■ GIVEN EXERCISE
Without the pictures, return each record as it appears.

━━━━

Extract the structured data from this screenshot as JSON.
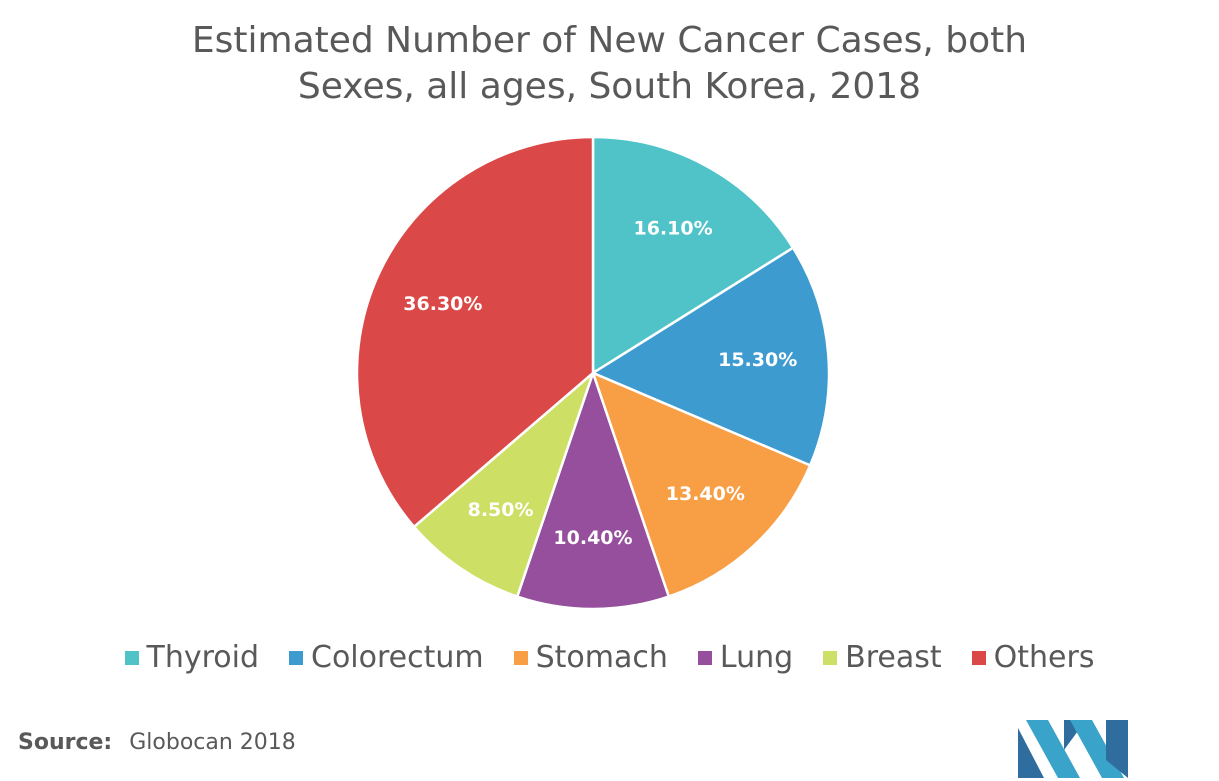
{
  "title_line1": "Estimated Number of New Cancer Cases, both",
  "title_line2": "Sexes, all ages, South Korea, 2018",
  "source_label": "Source:",
  "source_value": "Globocan 2018",
  "logo_icon": "mordor-logo-icon",
  "chart_data": {
    "type": "pie",
    "title": "Estimated Number of New Cancer Cases, both Sexes, all ages, South Korea, 2018",
    "legend_position": "bottom",
    "categories": [
      "Thyroid",
      "Colorectum",
      "Stomach",
      "Lung",
      "Breast",
      "Others"
    ],
    "values": [
      16.1,
      15.3,
      13.4,
      10.4,
      8.5,
      36.3
    ],
    "labels": [
      "16.10%",
      "15.30%",
      "13.40%",
      "10.40%",
      "8.50%",
      "36.30%"
    ],
    "colors": [
      "#4fc3c7",
      "#3d9bd0",
      "#f89e45",
      "#954f9c",
      "#cddf64",
      "#db4848"
    ]
  }
}
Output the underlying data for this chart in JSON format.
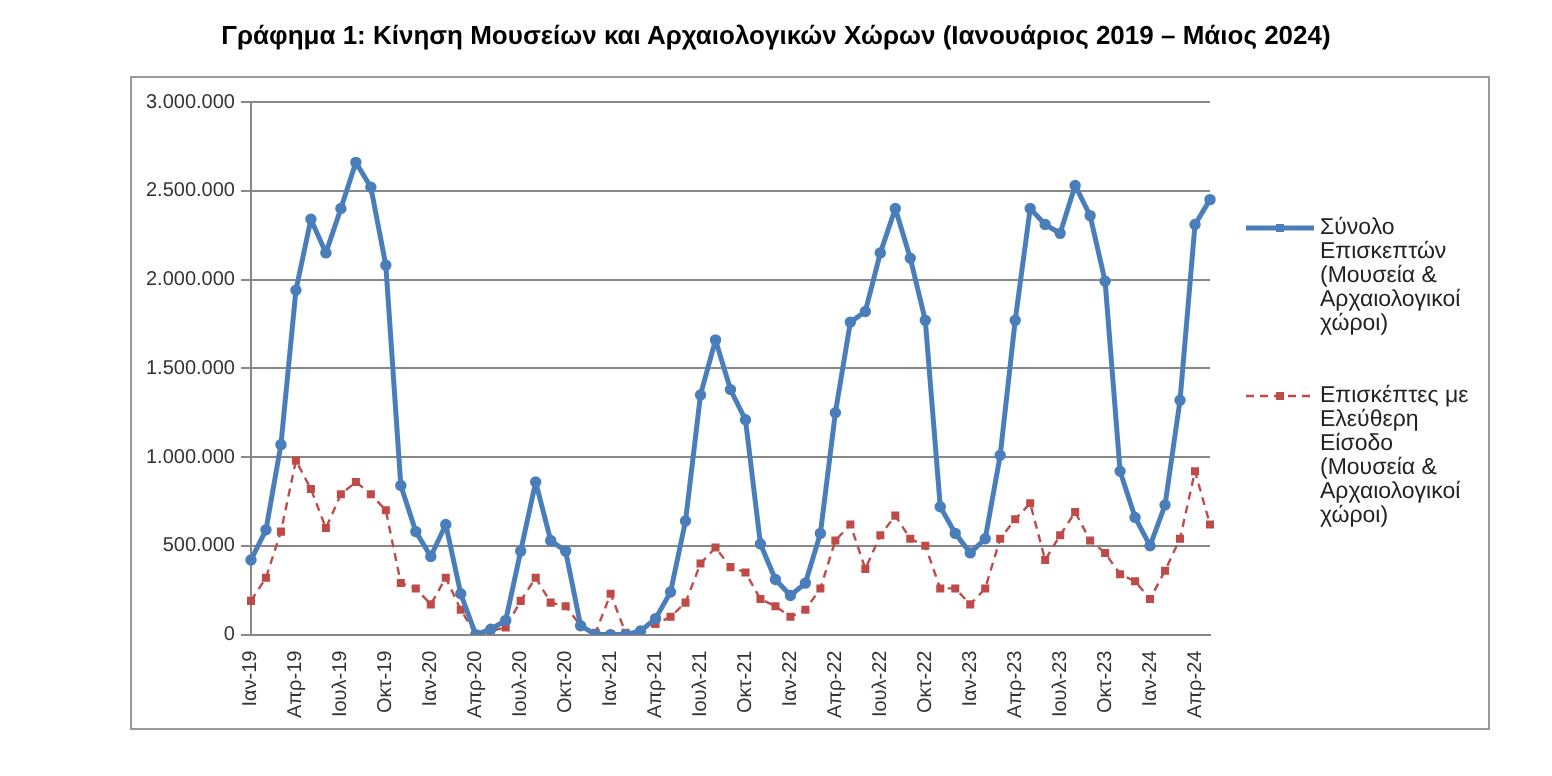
{
  "chart_data": {
    "type": "line",
    "title": "Γράφημα 1: Κίνηση Μουσείων και Αρχαιολογικών Χώρων (Ιανουάριος 2019 – Μάιος 2024)",
    "categories": [
      "Ιαν-19",
      null,
      null,
      "Απρ-19",
      null,
      null,
      "Ιουλ-19",
      null,
      null,
      "Οκτ-19",
      null,
      null,
      "Ιαν-20",
      null,
      null,
      "Απρ-20",
      null,
      null,
      "Ιουλ-20",
      null,
      null,
      "Οκτ-20",
      null,
      null,
      "Ιαν-21",
      null,
      null,
      "Απρ-21",
      null,
      null,
      "Ιουλ-21",
      null,
      null,
      "Οκτ-21",
      null,
      null,
      "Ιαν-22",
      null,
      null,
      "Απρ-22",
      null,
      null,
      "Ιουλ-22",
      null,
      null,
      "Οκτ-22",
      null,
      null,
      "Ιαν-23",
      null,
      null,
      "Απρ-23",
      null,
      null,
      "Ιουλ-23",
      null,
      null,
      "Οκτ-23",
      null,
      null,
      "Ιαν-24",
      null,
      null,
      "Απρ-24",
      null
    ],
    "series": [
      {
        "name": "Σύνολο Επισκεπτών (Μουσεία & Αρχαιολογικοί χώροι)",
        "color": "#4a7ebb",
        "line_style": "solid",
        "marker": "circle",
        "values": [
          420000,
          590000,
          1070000,
          1940000,
          2340000,
          2150000,
          2400000,
          2660000,
          2520000,
          2080000,
          840000,
          580000,
          440000,
          620000,
          230000,
          0,
          30000,
          80000,
          470000,
          860000,
          530000,
          470000,
          50000,
          0,
          0,
          0,
          20000,
          90000,
          240000,
          640000,
          1350000,
          1660000,
          1380000,
          1210000,
          510000,
          310000,
          220000,
          290000,
          570000,
          1250000,
          1760000,
          1820000,
          2150000,
          2400000,
          2120000,
          1770000,
          720000,
          570000,
          460000,
          540000,
          1010000,
          1770000,
          2400000,
          2310000,
          2260000,
          2530000,
          2360000,
          1990000,
          920000,
          660000,
          500000,
          730000,
          1320000,
          2310000,
          2450000
        ]
      },
      {
        "name": "Επισκέπτες με Ελεύθερη Είσοδο (Μουσεία & Αρχαιολογικοί χώροι)",
        "color": "#be4b48",
        "line_style": "dashed",
        "marker": "square",
        "values": [
          190000,
          320000,
          580000,
          980000,
          820000,
          600000,
          790000,
          860000,
          790000,
          700000,
          290000,
          260000,
          170000,
          320000,
          140000,
          0,
          20000,
          40000,
          190000,
          320000,
          180000,
          160000,
          50000,
          10000,
          230000,
          10000,
          20000,
          60000,
          100000,
          180000,
          400000,
          490000,
          380000,
          350000,
          200000,
          160000,
          100000,
          140000,
          260000,
          530000,
          620000,
          370000,
          560000,
          670000,
          540000,
          500000,
          260000,
          260000,
          170000,
          260000,
          540000,
          650000,
          740000,
          420000,
          560000,
          690000,
          530000,
          460000,
          340000,
          300000,
          200000,
          360000,
          540000,
          920000,
          620000
        ]
      }
    ],
    "ylim": [
      0,
      3000000
    ],
    "yticks": [
      {
        "value": 0,
        "label": "0"
      },
      {
        "value": 500000,
        "label": "500.000"
      },
      {
        "value": 1000000,
        "label": "1.000.000"
      },
      {
        "value": 1500000,
        "label": "1.500.000"
      },
      {
        "value": 2000000,
        "label": "2.000.000"
      },
      {
        "value": 2500000,
        "label": "2.500.000"
      },
      {
        "value": 3000000,
        "label": "3.000.000"
      }
    ],
    "grid": "y",
    "legend": "right"
  }
}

━━━━

■ SOLUTION TO THIS TASK
Extract the structured data from this screenshot as JSON.
{
  "title_line1": "Estimated Number of New Cancer Cases, both",
  "title_line2": "Sexes, all ages, South Korea, 2018",
  "source_label": "Source:",
  "source_value": "Globocan 2018",
  "logo_icon": "mordor-logo-icon",
  "chart_data": {
    "type": "pie",
    "title": "Estimated Number of New Cancer Cases, both Sexes, all ages, South Korea, 2018",
    "legend_position": "bottom",
    "categories": [
      "Thyroid",
      "Colorectum",
      "Stomach",
      "Lung",
      "Breast",
      "Others"
    ],
    "values": [
      16.1,
      15.3,
      13.4,
      10.4,
      8.5,
      36.3
    ],
    "labels": [
      "16.10%",
      "15.30%",
      "13.40%",
      "10.40%",
      "8.50%",
      "36.30%"
    ],
    "colors": [
      "#4fc3c7",
      "#3d9bd0",
      "#f89e45",
      "#954f9c",
      "#cddf64",
      "#db4848"
    ]
  }
}
Output the underlying data for this chart in JSON format.
{
  "chart_data": {
    "type": "line",
    "title": "Γράφημα 1: Κίνηση Μουσείων και Αρχαιολογικών Χώρων (Ιανουάριος 2019 – Μάιος 2024)",
    "categories": [
      "Ιαν-19",
      null,
      null,
      "Απρ-19",
      null,
      null,
      "Ιουλ-19",
      null,
      null,
      "Οκτ-19",
      null,
      null,
      "Ιαν-20",
      null,
      null,
      "Απρ-20",
      null,
      null,
      "Ιουλ-20",
      null,
      null,
      "Οκτ-20",
      null,
      null,
      "Ιαν-21",
      null,
      null,
      "Απρ-21",
      null,
      null,
      "Ιουλ-21",
      null,
      null,
      "Οκτ-21",
      null,
      null,
      "Ιαν-22",
      null,
      null,
      "Απρ-22",
      null,
      null,
      "Ιουλ-22",
      null,
      null,
      "Οκτ-22",
      null,
      null,
      "Ιαν-23",
      null,
      null,
      "Απρ-23",
      null,
      null,
      "Ιουλ-23",
      null,
      null,
      "Οκτ-23",
      null,
      null,
      "Ιαν-24",
      null,
      null,
      "Απρ-24",
      null
    ],
    "series": [
      {
        "name": "Σύνολο Επισκεπτών (Μουσεία & Αρχαιολογικοί χώροι)",
        "color": "#4a7ebb",
        "line_style": "solid",
        "marker": "circle",
        "values": [
          420000,
          590000,
          1070000,
          1940000,
          2340000,
          2150000,
          2400000,
          2660000,
          2520000,
          2080000,
          840000,
          580000,
          440000,
          620000,
          230000,
          0,
          30000,
          80000,
          470000,
          860000,
          530000,
          470000,
          50000,
          0,
          0,
          0,
          20000,
          90000,
          240000,
          640000,
          1350000,
          1660000,
          1380000,
          1210000,
          510000,
          310000,
          220000,
          290000,
          570000,
          1250000,
          1760000,
          1820000,
          2150000,
          2400000,
          2120000,
          1770000,
          720000,
          570000,
          460000,
          540000,
          1010000,
          1770000,
          2400000,
          2310000,
          2260000,
          2530000,
          2360000,
          1990000,
          920000,
          660000,
          500000,
          730000,
          1320000,
          2310000,
          2450000
        ]
      },
      {
        "name": "Επισκέπτες με Ελεύθερη Είσοδο (Μουσεία & Αρχαιολογικοί χώροι)",
        "color": "#be4b48",
        "line_style": "dashed",
        "marker": "square",
        "values": [
          190000,
          320000,
          580000,
          980000,
          820000,
          600000,
          790000,
          860000,
          790000,
          700000,
          290000,
          260000,
          170000,
          320000,
          140000,
          0,
          20000,
          40000,
          190000,
          320000,
          180000,
          160000,
          50000,
          10000,
          230000,
          10000,
          20000,
          60000,
          100000,
          180000,
          400000,
          490000,
          380000,
          350000,
          200000,
          160000,
          100000,
          140000,
          260000,
          530000,
          620000,
          370000,
          560000,
          670000,
          540000,
          500000,
          260000,
          260000,
          170000,
          260000,
          540000,
          650000,
          740000,
          420000,
          560000,
          690000,
          530000,
          460000,
          340000,
          300000,
          200000,
          360000,
          540000,
          920000,
          620000
        ]
      }
    ],
    "ylim": [
      0,
      3000000
    ],
    "yticks": [
      {
        "value": 0,
        "label": "0"
      },
      {
        "value": 500000,
        "label": "500.000"
      },
      {
        "value": 1000000,
        "label": "1.000.000"
      },
      {
        "value": 1500000,
        "label": "1.500.000"
      },
      {
        "value": 2000000,
        "label": "2.000.000"
      },
      {
        "value": 2500000,
        "label": "2.500.000"
      },
      {
        "value": 3000000,
        "label": "3.000.000"
      }
    ],
    "grid": "y",
    "legend": "right"
  }
}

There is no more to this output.